What this task involves: Search the material for "同比增长" and show all lines that contain it.
Supplied records start
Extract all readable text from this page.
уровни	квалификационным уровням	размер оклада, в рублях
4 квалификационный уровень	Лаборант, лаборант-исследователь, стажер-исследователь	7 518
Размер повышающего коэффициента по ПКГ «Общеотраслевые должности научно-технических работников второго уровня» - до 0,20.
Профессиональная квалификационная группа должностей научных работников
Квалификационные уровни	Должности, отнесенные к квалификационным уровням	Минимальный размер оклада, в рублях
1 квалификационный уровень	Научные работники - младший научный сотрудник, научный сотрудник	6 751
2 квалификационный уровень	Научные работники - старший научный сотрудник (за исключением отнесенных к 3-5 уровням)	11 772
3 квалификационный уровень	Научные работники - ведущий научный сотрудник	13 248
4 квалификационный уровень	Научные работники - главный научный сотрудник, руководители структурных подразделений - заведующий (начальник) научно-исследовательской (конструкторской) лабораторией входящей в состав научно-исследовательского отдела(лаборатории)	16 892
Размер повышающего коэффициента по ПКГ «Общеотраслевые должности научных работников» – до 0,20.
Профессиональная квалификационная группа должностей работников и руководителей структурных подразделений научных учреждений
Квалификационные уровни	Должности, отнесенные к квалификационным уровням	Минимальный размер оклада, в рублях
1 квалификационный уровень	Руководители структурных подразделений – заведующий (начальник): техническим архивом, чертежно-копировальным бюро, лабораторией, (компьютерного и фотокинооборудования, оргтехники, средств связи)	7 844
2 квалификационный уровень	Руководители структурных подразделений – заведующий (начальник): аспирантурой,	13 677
Supplied records end
Supplied records start
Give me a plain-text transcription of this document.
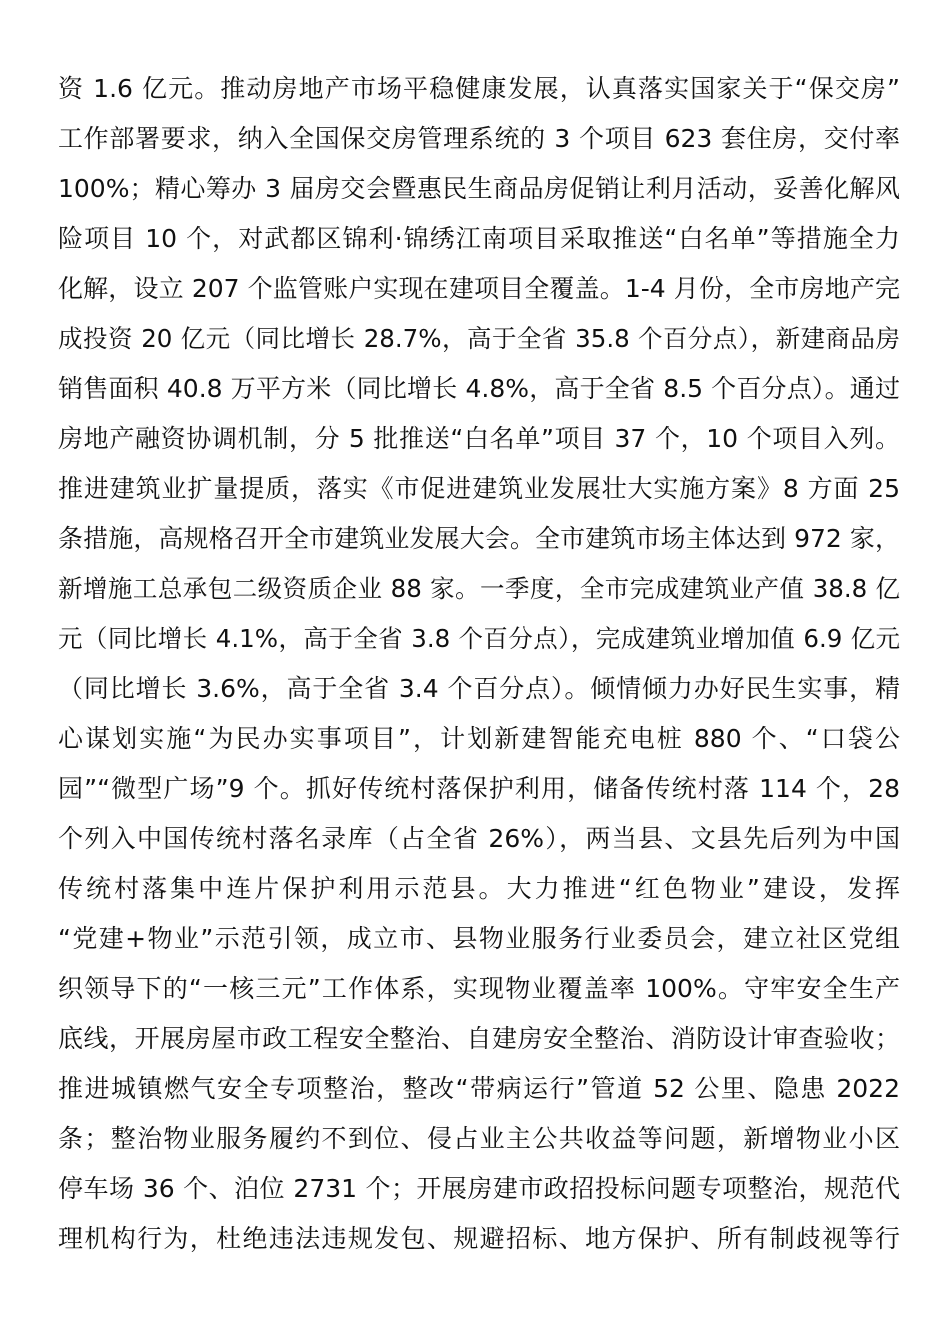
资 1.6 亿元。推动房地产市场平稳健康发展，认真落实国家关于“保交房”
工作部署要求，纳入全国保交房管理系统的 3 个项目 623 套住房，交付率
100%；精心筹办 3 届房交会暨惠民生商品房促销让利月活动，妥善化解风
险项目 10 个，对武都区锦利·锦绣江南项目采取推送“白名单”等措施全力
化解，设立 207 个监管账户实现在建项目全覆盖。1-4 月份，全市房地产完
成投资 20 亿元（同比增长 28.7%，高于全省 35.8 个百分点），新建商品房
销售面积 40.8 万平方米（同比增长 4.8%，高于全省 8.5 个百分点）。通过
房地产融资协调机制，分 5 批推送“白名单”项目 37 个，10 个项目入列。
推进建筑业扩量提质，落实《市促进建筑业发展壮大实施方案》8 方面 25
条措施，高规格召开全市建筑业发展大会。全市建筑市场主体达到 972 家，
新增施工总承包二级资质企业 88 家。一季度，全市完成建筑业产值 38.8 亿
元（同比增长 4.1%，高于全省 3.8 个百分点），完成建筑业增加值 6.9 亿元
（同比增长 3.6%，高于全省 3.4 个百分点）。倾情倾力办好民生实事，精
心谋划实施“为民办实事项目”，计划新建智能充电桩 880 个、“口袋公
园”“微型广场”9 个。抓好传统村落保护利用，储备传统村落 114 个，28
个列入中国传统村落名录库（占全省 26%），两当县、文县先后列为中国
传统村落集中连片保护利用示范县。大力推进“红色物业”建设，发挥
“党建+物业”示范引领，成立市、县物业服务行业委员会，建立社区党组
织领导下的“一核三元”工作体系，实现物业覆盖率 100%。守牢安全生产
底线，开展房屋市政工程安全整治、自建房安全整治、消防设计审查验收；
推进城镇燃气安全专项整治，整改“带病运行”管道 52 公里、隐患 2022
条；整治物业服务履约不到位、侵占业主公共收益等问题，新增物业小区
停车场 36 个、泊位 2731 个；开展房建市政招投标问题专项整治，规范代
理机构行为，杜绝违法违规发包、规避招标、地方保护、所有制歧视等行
Supplied records end
Result of this task:
成投资 20 亿元（同比增长 28.7%，高于全省 35.8 个百分点），新建商品房
销售面积 40.8 万平方米（同比增长 4.8%，高于全省 8.5 个百分点）。通过
元（同比增长 4.1%，高于全省 3.8 个百分点），完成建筑业增加值 6.9 亿元
（同比增长 3.6%，高于全省 3.4 个百分点）。倾情倾力办好民生实事，精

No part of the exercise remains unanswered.